→ DATA ROWS:
==========

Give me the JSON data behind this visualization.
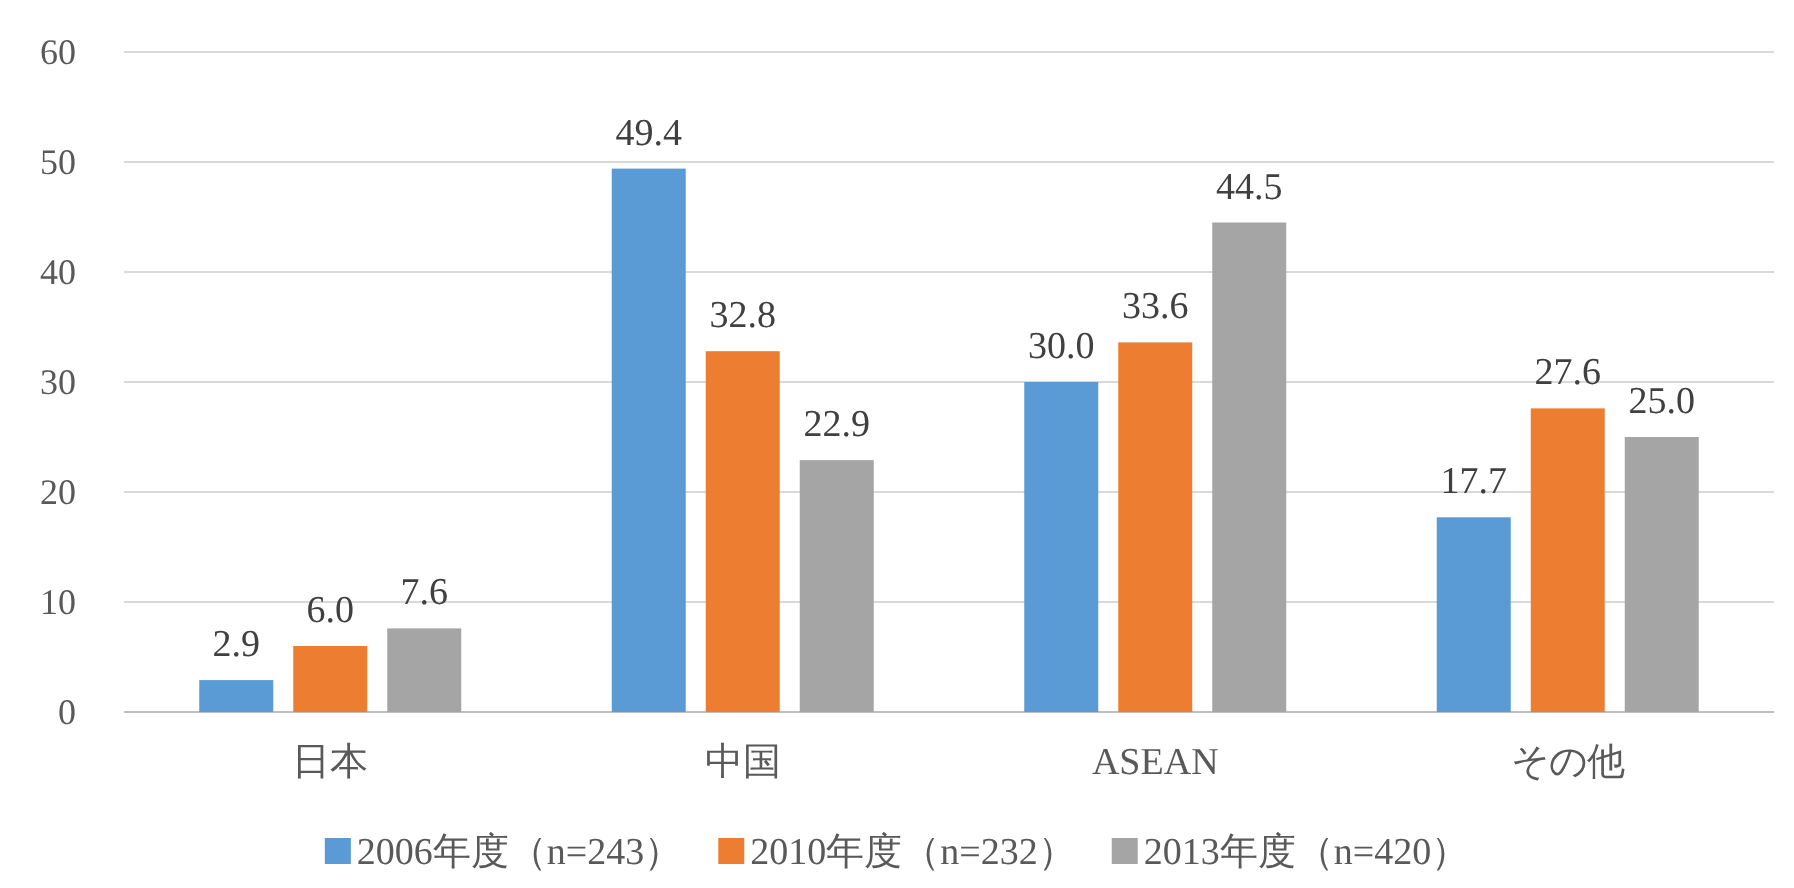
{
  "chart_data": {
    "type": "bar",
    "categories": [
      "日本",
      "中国",
      "ASEAN",
      "その他"
    ],
    "series": [
      {
        "name": "2006年度（n=243）",
        "color": "#5b9bd5",
        "values": [
          2.9,
          49.4,
          30.0,
          17.7
        ],
        "value_labels": [
          "2.9",
          "49.4",
          "30.0",
          "17.7"
        ]
      },
      {
        "name": "2010年度（n=232）",
        "color": "#ed7d31",
        "values": [
          6.0,
          32.8,
          33.6,
          27.6
        ],
        "value_labels": [
          "6.0",
          "32.8",
          "33.6",
          "27.6"
        ]
      },
      {
        "name": "2013年度（n=420）",
        "color": "#a5a5a5",
        "values": [
          7.6,
          22.9,
          44.5,
          25.0
        ],
        "value_labels": [
          "7.6",
          "22.9",
          "44.5",
          "25.0"
        ]
      }
    ],
    "ylim": [
      0,
      60
    ],
    "yticks": [
      0,
      10,
      20,
      30,
      40,
      50,
      60
    ],
    "grid": "y",
    "legend": "bottom"
  }
}
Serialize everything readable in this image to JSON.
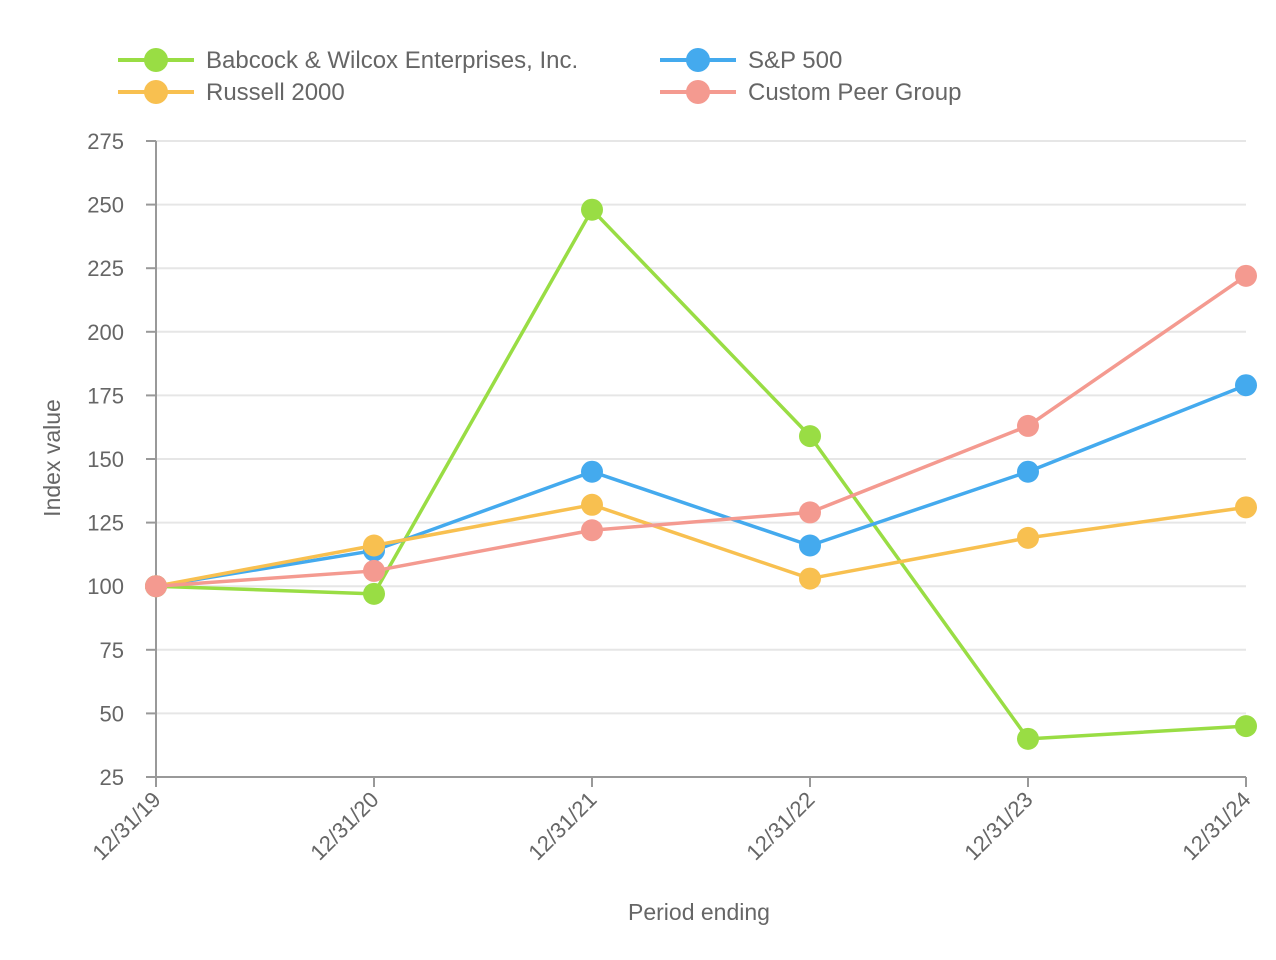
{
  "chart_data": {
    "type": "line",
    "title": "",
    "xlabel": "Period ending",
    "ylabel": "Index value",
    "categories": [
      "12/31/19",
      "12/31/20",
      "12/31/21",
      "12/31/22",
      "12/31/23",
      "12/31/24"
    ],
    "ylim": [
      25,
      275
    ],
    "yticks": [
      25,
      50,
      75,
      100,
      125,
      150,
      175,
      200,
      225,
      250,
      275
    ],
    "grid": true,
    "legend_position": "top",
    "series": [
      {
        "name": "Babcock & Wilcox Enterprises, Inc.",
        "color": "#99dd44",
        "values": [
          100,
          97,
          248,
          159,
          40,
          45
        ]
      },
      {
        "name": "S&P 500",
        "color": "#44aaee",
        "values": [
          100,
          114,
          145,
          116,
          145,
          179
        ]
      },
      {
        "name": "Russell 2000",
        "color": "#f8c050",
        "values": [
          100,
          116,
          132,
          103,
          119,
          131
        ]
      },
      {
        "name": "Custom Peer Group",
        "color": "#f49a90",
        "values": [
          100,
          106,
          122,
          129,
          163,
          222
        ]
      }
    ]
  }
}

==========

→ GOAL:
Pictures stay out of the copy; please restate every record above exactly.

→ ANSWER FOR THE TASK:
Give me the JSON data behind this visualization.
{
  "chart_data": {
    "type": "bar",
    "categories": [
      "日本",
      "中国",
      "ASEAN",
      "その他"
    ],
    "series": [
      {
        "name": "2006年度（n=243）",
        "color": "#5b9bd5",
        "values": [
          2.9,
          49.4,
          30.0,
          17.7
        ],
        "value_labels": [
          "2.9",
          "49.4",
          "30.0",
          "17.7"
        ]
      },
      {
        "name": "2010年度（n=232）",
        "color": "#ed7d31",
        "values": [
          6.0,
          32.8,
          33.6,
          27.6
        ],
        "value_labels": [
          "6.0",
          "32.8",
          "33.6",
          "27.6"
        ]
      },
      {
        "name": "2013年度（n=420）",
        "color": "#a5a5a5",
        "values": [
          7.6,
          22.9,
          44.5,
          25.0
        ],
        "value_labels": [
          "7.6",
          "22.9",
          "44.5",
          "25.0"
        ]
      }
    ],
    "ylim": [
      0,
      60
    ],
    "yticks": [
      0,
      10,
      20,
      30,
      40,
      50,
      60
    ],
    "grid": "y",
    "legend": "bottom"
  }
}
Serialize everything readable in this image to JSON.
{
  "chart_data": {
    "type": "line",
    "title": "",
    "xlabel": "Period ending",
    "ylabel": "Index value",
    "categories": [
      "12/31/19",
      "12/31/20",
      "12/31/21",
      "12/31/22",
      "12/31/23",
      "12/31/24"
    ],
    "ylim": [
      25,
      275
    ],
    "yticks": [
      25,
      50,
      75,
      100,
      125,
      150,
      175,
      200,
      225,
      250,
      275
    ],
    "grid": true,
    "legend_position": "top",
    "series": [
      {
        "name": "Babcock & Wilcox Enterprises, Inc.",
        "color": "#99dd44",
        "values": [
          100,
          97,
          248,
          159,
          40,
          45
        ]
      },
      {
        "name": "S&P 500",
        "color": "#44aaee",
        "values": [
          100,
          114,
          145,
          116,
          145,
          179
        ]
      },
      {
        "name": "Russell 2000",
        "color": "#f8c050",
        "values": [
          100,
          116,
          132,
          103,
          119,
          131
        ]
      },
      {
        "name": "Custom Peer Group",
        "color": "#f49a90",
        "values": [
          100,
          106,
          122,
          129,
          163,
          222
        ]
      }
    ]
  }
}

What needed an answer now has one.